-------- Dataset excerpts
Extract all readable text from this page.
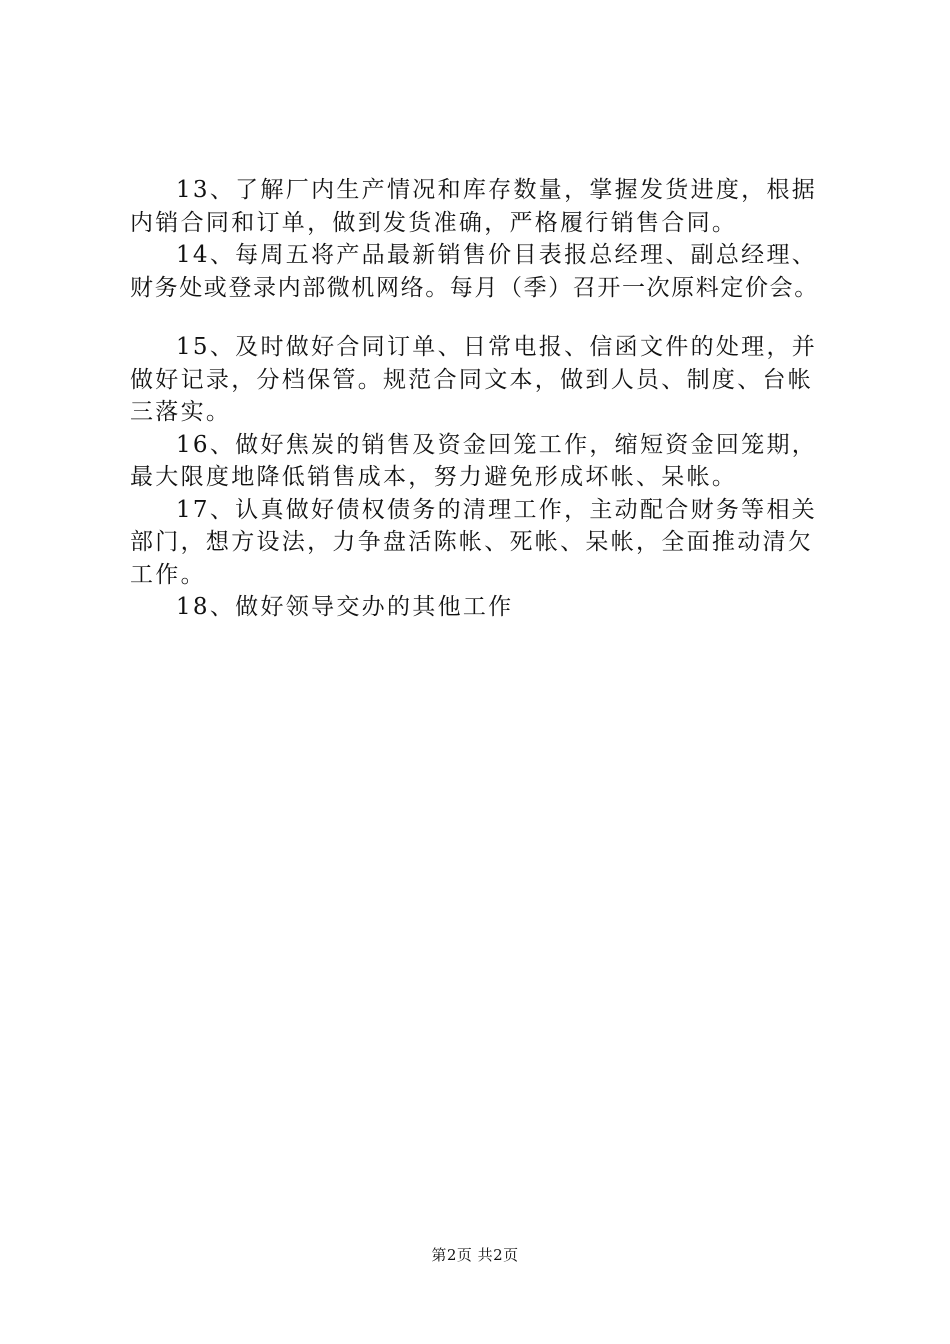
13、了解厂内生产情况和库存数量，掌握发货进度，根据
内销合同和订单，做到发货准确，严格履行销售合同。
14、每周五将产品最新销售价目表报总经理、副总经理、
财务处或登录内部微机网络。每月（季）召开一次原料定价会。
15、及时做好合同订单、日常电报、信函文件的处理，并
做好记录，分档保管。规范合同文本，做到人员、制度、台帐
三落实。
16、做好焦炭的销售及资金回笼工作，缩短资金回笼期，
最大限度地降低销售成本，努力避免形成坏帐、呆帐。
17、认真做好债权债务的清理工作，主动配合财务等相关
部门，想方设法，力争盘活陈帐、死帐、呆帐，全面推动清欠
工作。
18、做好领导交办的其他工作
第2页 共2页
----------------
-------- Dataset excerpts
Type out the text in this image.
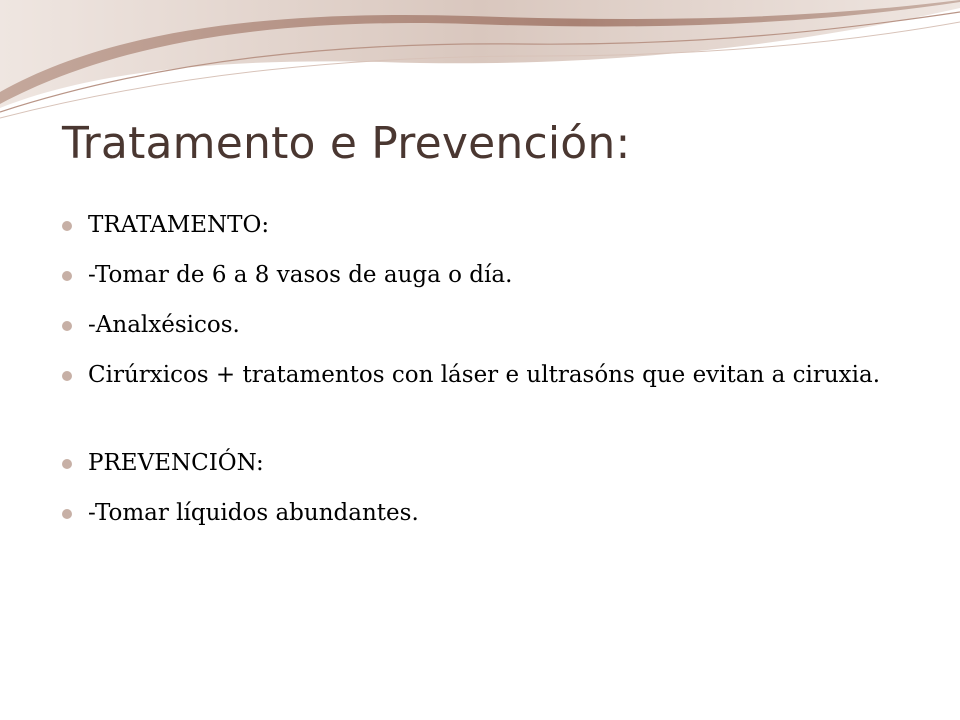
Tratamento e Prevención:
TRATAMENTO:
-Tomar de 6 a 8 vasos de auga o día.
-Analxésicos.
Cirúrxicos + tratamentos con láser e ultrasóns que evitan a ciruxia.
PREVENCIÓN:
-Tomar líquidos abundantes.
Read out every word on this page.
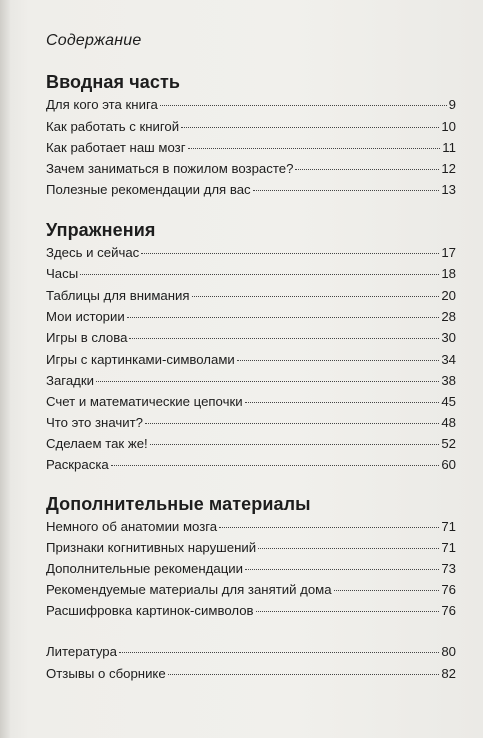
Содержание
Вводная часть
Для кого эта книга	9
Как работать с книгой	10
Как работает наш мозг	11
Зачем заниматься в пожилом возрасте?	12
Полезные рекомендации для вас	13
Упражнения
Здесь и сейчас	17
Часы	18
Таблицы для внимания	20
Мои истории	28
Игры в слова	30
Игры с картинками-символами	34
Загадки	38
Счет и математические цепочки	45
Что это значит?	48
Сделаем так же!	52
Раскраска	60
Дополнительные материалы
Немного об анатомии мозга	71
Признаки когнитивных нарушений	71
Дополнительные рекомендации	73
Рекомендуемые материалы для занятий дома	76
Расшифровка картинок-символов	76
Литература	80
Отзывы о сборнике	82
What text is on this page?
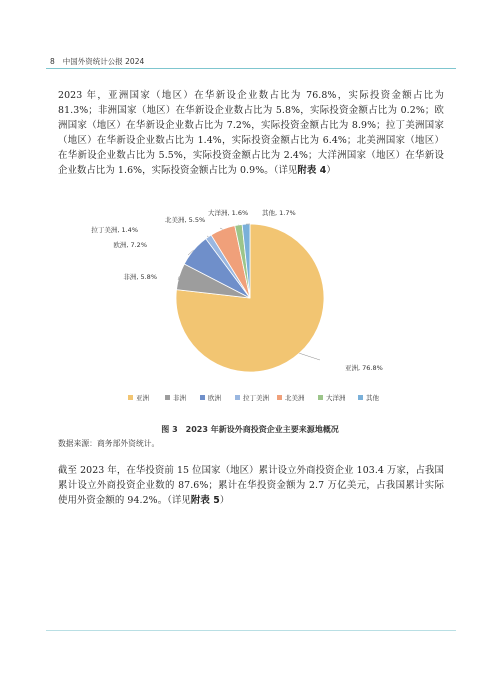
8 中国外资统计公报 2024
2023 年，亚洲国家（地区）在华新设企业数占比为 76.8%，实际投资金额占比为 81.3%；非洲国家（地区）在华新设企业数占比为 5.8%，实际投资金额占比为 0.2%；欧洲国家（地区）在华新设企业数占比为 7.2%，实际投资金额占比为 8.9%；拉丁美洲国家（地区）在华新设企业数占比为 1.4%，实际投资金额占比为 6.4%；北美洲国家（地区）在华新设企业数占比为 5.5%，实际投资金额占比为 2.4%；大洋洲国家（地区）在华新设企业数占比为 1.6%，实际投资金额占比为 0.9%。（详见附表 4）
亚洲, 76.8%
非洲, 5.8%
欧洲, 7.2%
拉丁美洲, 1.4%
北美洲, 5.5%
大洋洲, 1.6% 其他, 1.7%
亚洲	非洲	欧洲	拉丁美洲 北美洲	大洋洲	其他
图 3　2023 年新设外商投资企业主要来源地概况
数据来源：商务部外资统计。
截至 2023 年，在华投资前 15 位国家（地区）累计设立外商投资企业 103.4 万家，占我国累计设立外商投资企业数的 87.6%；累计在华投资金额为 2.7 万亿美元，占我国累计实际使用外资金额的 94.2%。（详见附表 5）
----------------
-------- Dataset excerpts
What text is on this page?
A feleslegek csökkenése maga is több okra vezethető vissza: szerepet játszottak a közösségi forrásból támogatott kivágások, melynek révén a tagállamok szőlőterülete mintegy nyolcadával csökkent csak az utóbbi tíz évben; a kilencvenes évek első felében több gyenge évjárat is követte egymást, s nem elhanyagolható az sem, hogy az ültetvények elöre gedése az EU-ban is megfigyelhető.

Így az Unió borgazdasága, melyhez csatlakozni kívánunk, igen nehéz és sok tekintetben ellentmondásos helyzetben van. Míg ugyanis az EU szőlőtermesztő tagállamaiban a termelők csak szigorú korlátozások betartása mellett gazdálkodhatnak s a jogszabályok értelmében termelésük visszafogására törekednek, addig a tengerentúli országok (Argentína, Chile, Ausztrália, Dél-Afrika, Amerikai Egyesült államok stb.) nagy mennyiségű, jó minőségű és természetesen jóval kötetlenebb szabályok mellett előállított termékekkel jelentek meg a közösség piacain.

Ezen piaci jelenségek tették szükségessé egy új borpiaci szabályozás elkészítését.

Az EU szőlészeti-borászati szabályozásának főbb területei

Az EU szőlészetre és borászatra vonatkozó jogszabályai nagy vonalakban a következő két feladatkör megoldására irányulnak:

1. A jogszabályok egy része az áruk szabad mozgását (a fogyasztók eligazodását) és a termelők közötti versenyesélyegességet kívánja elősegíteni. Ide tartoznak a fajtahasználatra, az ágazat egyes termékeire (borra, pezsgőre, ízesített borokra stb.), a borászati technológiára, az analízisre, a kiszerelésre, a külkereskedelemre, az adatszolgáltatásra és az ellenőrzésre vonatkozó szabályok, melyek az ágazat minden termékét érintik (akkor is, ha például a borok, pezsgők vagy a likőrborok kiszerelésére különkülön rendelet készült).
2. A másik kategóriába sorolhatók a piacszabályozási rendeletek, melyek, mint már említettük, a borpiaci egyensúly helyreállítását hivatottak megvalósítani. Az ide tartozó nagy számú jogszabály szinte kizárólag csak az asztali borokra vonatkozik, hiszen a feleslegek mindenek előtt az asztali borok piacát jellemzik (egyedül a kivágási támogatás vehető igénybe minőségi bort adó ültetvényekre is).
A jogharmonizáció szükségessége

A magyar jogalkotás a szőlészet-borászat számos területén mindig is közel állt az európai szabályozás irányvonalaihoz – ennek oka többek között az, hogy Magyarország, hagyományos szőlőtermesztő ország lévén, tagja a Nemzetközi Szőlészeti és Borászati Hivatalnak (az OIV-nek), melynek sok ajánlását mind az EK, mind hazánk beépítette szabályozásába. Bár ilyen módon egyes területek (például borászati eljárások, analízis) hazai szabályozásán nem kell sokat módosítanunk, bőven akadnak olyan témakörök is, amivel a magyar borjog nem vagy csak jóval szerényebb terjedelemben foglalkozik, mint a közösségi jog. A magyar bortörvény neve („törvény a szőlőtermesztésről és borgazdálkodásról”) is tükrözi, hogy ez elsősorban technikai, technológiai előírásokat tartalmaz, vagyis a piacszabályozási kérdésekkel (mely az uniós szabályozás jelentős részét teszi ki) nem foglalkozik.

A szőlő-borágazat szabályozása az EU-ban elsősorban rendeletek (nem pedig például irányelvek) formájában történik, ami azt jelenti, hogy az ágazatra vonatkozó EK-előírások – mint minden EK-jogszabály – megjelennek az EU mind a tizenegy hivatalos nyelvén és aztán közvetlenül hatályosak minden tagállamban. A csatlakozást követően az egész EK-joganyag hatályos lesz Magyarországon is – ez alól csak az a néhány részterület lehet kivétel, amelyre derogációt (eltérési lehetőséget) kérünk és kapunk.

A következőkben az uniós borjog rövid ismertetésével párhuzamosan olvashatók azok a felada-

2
----------------
» **Work to be completed**
How many lines of the entries above hold the string "rendeletek"? Reply with the number alone.

» **Solution for this exercise**
2